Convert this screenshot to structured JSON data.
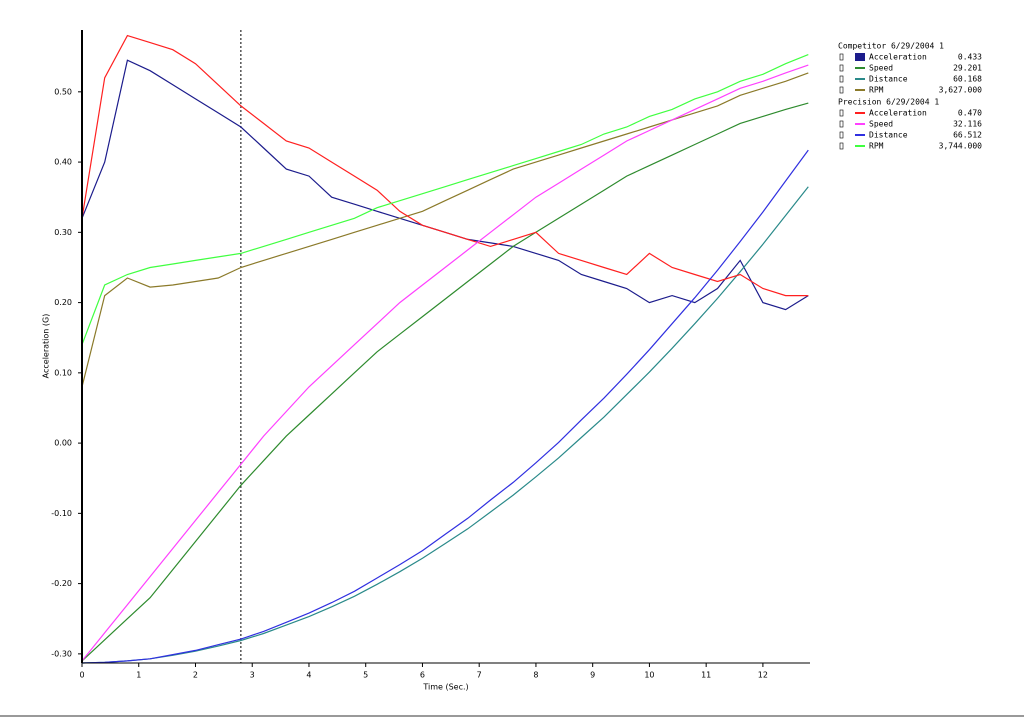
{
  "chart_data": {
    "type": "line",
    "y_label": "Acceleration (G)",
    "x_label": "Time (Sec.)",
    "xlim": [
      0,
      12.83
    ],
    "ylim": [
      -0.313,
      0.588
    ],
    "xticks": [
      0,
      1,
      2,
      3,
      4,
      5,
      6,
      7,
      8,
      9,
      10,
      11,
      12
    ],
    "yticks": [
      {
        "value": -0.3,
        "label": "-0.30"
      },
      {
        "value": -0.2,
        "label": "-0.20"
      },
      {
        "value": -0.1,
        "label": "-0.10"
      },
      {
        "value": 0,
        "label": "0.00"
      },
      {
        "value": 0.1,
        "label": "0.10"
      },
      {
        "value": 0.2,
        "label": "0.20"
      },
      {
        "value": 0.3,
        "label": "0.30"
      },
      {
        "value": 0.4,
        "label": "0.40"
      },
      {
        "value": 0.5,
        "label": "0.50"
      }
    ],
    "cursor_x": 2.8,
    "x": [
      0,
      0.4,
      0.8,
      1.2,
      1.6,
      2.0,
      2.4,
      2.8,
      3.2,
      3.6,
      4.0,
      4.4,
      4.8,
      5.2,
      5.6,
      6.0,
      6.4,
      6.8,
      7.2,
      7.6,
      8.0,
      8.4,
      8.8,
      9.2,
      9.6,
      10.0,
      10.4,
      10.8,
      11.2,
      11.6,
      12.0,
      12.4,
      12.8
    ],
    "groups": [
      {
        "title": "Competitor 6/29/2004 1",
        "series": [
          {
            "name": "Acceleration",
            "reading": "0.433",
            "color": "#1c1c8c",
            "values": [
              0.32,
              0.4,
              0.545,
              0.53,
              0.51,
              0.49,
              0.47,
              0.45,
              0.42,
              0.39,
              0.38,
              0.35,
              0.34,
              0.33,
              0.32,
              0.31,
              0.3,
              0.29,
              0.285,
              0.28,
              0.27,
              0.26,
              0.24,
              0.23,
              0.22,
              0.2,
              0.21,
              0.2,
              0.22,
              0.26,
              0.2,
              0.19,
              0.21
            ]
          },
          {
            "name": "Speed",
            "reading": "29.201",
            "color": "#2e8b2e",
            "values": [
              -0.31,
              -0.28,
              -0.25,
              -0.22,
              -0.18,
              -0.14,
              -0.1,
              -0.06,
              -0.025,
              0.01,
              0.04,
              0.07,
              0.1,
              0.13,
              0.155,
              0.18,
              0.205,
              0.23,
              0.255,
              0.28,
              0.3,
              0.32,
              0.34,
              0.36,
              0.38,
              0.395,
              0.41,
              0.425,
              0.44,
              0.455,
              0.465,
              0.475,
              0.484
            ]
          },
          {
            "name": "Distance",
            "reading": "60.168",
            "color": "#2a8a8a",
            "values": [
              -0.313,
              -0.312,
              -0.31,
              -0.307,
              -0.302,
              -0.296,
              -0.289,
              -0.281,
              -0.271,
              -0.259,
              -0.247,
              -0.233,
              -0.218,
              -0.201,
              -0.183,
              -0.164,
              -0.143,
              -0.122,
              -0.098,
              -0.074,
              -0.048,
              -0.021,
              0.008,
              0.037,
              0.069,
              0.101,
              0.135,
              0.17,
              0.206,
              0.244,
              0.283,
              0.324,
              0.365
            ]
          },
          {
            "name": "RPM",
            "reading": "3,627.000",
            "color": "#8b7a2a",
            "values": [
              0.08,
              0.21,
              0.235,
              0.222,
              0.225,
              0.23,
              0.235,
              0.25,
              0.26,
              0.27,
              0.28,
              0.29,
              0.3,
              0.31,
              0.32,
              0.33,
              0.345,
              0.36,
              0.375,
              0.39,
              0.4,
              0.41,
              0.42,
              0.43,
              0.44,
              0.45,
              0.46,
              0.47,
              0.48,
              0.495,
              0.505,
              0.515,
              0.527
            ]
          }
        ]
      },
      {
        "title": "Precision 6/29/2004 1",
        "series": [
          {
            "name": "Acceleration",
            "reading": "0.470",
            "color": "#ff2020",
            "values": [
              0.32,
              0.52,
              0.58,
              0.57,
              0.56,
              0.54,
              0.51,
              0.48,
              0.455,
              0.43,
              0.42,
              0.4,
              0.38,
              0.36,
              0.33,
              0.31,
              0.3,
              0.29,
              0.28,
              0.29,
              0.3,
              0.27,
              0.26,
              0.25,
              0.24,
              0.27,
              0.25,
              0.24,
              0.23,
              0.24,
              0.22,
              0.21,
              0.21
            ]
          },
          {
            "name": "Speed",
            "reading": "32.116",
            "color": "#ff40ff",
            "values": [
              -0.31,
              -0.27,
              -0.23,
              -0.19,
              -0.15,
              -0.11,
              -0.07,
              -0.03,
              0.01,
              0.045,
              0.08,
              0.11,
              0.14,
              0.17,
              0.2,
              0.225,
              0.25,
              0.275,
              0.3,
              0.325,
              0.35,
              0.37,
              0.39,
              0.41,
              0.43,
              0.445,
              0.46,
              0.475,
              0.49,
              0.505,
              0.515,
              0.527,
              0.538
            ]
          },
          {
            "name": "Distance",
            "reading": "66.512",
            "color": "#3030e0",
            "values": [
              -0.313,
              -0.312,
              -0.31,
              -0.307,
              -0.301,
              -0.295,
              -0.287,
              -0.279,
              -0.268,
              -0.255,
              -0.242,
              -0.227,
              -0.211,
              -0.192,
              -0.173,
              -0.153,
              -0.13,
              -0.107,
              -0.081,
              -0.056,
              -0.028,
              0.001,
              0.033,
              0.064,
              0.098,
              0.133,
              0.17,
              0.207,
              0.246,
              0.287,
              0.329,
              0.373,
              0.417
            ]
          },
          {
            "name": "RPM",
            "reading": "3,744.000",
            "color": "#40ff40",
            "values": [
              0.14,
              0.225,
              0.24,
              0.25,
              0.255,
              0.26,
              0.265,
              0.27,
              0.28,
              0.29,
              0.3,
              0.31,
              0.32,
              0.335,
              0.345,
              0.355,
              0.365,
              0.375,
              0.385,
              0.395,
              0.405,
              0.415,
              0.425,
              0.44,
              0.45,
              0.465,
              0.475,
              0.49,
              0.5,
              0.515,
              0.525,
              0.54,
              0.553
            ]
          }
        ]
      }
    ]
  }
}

◆ ◆ ◆ ◆

**Written request:**
Search the material above for "title". Pull out each line where it shows up.

**Solution to the problem:**
        "title": "Competitor 6/29/2004 1",
        "title": "Precision 6/29/2004 1",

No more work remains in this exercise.